## begin Working data

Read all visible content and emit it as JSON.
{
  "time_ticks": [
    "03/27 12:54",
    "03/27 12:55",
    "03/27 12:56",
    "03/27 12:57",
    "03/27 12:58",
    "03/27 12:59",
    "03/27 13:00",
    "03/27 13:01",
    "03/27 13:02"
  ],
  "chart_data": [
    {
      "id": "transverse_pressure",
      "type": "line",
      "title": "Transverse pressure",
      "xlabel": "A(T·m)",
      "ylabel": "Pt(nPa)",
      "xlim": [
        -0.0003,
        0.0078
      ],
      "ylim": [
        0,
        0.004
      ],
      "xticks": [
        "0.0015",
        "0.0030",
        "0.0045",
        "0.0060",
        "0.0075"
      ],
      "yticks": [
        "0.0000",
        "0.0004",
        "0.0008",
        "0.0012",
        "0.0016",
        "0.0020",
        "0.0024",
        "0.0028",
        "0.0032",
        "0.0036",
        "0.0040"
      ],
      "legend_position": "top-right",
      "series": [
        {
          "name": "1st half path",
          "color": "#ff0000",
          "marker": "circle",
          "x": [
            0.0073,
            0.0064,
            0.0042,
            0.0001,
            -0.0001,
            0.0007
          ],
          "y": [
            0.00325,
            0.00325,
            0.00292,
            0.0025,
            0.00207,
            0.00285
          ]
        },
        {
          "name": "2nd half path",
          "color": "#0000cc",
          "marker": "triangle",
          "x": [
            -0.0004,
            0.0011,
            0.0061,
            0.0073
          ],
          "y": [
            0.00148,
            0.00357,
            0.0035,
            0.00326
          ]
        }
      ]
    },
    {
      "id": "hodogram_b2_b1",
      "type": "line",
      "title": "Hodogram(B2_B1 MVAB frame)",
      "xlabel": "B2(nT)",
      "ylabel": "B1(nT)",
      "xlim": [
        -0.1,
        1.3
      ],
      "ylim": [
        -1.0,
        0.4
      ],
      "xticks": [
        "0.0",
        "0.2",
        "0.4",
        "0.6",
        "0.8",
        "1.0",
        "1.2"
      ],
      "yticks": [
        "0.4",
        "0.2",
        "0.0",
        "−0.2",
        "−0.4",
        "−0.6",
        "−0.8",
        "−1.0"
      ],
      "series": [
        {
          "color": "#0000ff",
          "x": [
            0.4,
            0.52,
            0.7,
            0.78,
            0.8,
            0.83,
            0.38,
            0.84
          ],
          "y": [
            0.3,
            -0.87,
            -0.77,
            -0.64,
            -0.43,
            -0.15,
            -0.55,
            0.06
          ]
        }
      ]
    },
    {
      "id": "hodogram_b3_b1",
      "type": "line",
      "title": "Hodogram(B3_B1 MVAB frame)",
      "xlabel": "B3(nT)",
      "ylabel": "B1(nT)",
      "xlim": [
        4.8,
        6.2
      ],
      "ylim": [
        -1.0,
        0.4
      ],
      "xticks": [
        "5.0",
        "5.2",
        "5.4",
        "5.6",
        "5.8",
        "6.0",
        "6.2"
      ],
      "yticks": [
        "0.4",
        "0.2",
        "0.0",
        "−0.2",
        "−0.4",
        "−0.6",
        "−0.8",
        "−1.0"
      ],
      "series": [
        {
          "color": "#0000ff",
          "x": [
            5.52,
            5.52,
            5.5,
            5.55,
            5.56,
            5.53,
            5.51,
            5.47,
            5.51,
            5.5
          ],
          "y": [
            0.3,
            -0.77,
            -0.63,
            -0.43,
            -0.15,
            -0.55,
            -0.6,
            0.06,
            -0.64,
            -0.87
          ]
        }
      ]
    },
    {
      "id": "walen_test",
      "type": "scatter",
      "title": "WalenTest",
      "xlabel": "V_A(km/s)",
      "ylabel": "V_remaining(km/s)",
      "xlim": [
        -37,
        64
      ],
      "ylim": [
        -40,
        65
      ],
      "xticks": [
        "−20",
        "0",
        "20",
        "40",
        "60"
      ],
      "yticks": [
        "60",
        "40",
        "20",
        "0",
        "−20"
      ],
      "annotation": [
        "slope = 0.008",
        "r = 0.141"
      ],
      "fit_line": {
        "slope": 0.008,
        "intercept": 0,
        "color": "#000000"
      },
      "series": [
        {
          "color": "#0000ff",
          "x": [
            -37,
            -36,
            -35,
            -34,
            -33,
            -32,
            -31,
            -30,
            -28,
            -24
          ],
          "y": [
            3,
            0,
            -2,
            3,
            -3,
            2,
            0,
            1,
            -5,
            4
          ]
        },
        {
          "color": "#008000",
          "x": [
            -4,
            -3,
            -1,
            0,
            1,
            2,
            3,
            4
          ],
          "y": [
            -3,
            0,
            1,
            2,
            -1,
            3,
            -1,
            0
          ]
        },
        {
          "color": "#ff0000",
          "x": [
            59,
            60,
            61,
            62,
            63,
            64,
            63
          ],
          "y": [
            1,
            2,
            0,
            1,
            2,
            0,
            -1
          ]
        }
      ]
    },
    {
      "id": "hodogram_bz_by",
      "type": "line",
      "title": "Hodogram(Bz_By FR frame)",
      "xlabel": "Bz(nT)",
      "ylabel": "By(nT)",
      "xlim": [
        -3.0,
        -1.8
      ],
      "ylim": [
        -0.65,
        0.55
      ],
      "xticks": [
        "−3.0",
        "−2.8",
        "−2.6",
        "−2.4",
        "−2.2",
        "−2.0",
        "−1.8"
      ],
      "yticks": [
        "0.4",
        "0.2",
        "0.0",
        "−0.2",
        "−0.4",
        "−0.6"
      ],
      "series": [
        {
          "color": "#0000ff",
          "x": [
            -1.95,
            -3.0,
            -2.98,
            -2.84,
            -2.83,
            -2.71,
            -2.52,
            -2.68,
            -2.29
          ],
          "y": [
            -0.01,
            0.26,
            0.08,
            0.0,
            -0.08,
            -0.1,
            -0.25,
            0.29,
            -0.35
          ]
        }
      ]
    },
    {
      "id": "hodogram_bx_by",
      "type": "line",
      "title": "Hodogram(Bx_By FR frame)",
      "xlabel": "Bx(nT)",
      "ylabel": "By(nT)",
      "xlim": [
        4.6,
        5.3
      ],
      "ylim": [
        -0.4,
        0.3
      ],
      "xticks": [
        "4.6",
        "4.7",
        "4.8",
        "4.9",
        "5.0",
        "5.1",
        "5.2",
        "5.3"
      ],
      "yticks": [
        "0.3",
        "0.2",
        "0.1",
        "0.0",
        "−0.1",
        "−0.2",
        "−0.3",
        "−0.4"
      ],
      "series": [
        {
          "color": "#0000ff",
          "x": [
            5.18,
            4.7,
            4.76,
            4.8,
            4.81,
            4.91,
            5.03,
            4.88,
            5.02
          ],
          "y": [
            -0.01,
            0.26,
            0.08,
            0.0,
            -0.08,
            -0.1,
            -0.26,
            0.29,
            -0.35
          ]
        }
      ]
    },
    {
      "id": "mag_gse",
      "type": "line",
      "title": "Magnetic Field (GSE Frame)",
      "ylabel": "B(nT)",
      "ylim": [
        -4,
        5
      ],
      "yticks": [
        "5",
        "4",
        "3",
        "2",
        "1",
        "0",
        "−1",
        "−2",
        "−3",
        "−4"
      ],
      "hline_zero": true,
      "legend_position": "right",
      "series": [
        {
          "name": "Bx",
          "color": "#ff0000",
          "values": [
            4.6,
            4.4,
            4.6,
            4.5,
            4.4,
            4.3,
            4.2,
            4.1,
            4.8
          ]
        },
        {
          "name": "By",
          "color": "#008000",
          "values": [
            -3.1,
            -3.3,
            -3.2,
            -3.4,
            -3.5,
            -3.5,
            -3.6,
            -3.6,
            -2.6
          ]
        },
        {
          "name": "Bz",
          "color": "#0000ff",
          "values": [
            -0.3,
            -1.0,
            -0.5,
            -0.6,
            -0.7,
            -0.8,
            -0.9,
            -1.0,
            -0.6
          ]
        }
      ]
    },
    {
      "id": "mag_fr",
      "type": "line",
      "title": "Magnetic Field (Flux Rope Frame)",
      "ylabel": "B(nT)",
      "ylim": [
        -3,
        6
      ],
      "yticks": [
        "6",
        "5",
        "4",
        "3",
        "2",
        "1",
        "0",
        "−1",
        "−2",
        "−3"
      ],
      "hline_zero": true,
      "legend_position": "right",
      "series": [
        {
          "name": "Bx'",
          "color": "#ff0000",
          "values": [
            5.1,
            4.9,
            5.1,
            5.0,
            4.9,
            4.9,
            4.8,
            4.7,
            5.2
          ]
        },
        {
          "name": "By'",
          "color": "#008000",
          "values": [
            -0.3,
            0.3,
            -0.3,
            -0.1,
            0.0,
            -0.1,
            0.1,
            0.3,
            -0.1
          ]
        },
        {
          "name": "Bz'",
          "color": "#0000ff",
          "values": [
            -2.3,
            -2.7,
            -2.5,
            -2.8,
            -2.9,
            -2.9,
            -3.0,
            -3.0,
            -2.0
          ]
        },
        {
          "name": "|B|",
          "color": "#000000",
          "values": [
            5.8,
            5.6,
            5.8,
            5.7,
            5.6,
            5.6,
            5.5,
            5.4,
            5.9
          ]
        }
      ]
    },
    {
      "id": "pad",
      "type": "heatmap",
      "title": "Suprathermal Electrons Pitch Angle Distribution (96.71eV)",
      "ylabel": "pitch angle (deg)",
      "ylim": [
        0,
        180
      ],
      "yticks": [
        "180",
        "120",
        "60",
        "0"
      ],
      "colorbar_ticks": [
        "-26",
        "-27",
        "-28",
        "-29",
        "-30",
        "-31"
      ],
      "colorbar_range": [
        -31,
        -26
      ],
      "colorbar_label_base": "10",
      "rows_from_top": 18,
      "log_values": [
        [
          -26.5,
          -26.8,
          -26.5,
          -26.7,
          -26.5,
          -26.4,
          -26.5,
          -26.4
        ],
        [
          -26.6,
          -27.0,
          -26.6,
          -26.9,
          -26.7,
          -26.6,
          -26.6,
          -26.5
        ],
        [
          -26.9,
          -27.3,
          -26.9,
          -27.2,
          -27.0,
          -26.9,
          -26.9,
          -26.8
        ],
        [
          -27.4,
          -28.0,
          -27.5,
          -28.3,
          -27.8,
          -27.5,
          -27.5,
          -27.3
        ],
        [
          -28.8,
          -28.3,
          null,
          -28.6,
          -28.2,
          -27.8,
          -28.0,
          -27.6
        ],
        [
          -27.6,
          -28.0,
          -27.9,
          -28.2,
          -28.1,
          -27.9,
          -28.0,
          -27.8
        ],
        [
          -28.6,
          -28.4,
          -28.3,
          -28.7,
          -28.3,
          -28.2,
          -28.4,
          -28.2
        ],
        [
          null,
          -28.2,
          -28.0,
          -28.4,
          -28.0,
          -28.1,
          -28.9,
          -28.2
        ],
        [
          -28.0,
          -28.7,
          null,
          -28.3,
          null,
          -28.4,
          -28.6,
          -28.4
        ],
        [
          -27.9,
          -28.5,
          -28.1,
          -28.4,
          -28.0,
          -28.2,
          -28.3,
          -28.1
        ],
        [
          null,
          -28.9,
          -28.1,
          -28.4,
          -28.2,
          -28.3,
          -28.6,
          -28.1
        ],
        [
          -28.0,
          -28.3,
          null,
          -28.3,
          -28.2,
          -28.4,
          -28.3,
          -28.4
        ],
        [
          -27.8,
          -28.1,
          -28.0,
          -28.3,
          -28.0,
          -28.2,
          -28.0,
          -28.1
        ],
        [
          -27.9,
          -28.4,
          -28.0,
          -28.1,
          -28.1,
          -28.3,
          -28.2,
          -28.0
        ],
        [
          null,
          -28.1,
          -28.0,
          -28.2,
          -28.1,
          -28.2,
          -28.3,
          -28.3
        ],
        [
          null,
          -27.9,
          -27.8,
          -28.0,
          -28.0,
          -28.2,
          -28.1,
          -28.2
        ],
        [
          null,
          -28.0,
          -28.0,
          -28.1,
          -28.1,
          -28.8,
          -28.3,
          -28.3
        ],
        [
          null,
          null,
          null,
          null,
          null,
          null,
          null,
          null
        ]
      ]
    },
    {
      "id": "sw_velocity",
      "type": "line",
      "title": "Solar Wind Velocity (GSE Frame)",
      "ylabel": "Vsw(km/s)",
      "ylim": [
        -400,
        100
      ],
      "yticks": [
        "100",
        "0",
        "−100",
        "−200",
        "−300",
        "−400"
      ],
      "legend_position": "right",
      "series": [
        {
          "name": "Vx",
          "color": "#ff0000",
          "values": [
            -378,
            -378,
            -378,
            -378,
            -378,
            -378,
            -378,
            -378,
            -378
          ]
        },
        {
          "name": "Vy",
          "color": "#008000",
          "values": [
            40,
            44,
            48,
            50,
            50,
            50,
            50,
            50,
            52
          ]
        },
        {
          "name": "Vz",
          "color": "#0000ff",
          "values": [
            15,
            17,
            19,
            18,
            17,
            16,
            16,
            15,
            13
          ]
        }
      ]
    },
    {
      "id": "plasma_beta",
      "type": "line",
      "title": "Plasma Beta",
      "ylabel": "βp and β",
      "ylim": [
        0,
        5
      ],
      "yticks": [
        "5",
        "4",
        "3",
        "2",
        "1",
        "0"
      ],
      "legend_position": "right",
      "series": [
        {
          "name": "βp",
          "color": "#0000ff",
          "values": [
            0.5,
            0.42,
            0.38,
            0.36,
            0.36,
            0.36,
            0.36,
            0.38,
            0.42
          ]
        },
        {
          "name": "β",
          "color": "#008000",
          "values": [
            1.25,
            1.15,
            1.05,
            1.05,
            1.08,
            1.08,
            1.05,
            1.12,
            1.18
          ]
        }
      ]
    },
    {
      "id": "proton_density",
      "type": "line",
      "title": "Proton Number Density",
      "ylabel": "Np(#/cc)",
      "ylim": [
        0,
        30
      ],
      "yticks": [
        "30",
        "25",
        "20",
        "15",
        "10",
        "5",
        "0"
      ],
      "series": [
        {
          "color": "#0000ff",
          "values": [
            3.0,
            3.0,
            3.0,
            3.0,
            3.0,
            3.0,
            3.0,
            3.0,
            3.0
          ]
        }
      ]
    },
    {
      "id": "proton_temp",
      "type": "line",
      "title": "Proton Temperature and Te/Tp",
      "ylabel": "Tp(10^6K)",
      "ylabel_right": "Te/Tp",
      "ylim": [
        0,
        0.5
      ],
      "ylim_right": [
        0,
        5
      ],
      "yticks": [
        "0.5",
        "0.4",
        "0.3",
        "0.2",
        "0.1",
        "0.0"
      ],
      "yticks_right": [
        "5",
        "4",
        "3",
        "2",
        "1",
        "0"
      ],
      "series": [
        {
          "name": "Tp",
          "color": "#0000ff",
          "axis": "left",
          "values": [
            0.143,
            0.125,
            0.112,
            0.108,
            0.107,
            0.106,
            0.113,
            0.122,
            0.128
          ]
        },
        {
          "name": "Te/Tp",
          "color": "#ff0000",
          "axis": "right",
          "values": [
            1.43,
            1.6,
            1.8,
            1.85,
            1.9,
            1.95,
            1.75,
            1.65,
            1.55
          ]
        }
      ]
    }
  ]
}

## end Working data

- [Task directions] Tally up the lines in the preceding listing that contain the string "path". Respond with the number and nothing else.

- [Response to the exercise] 2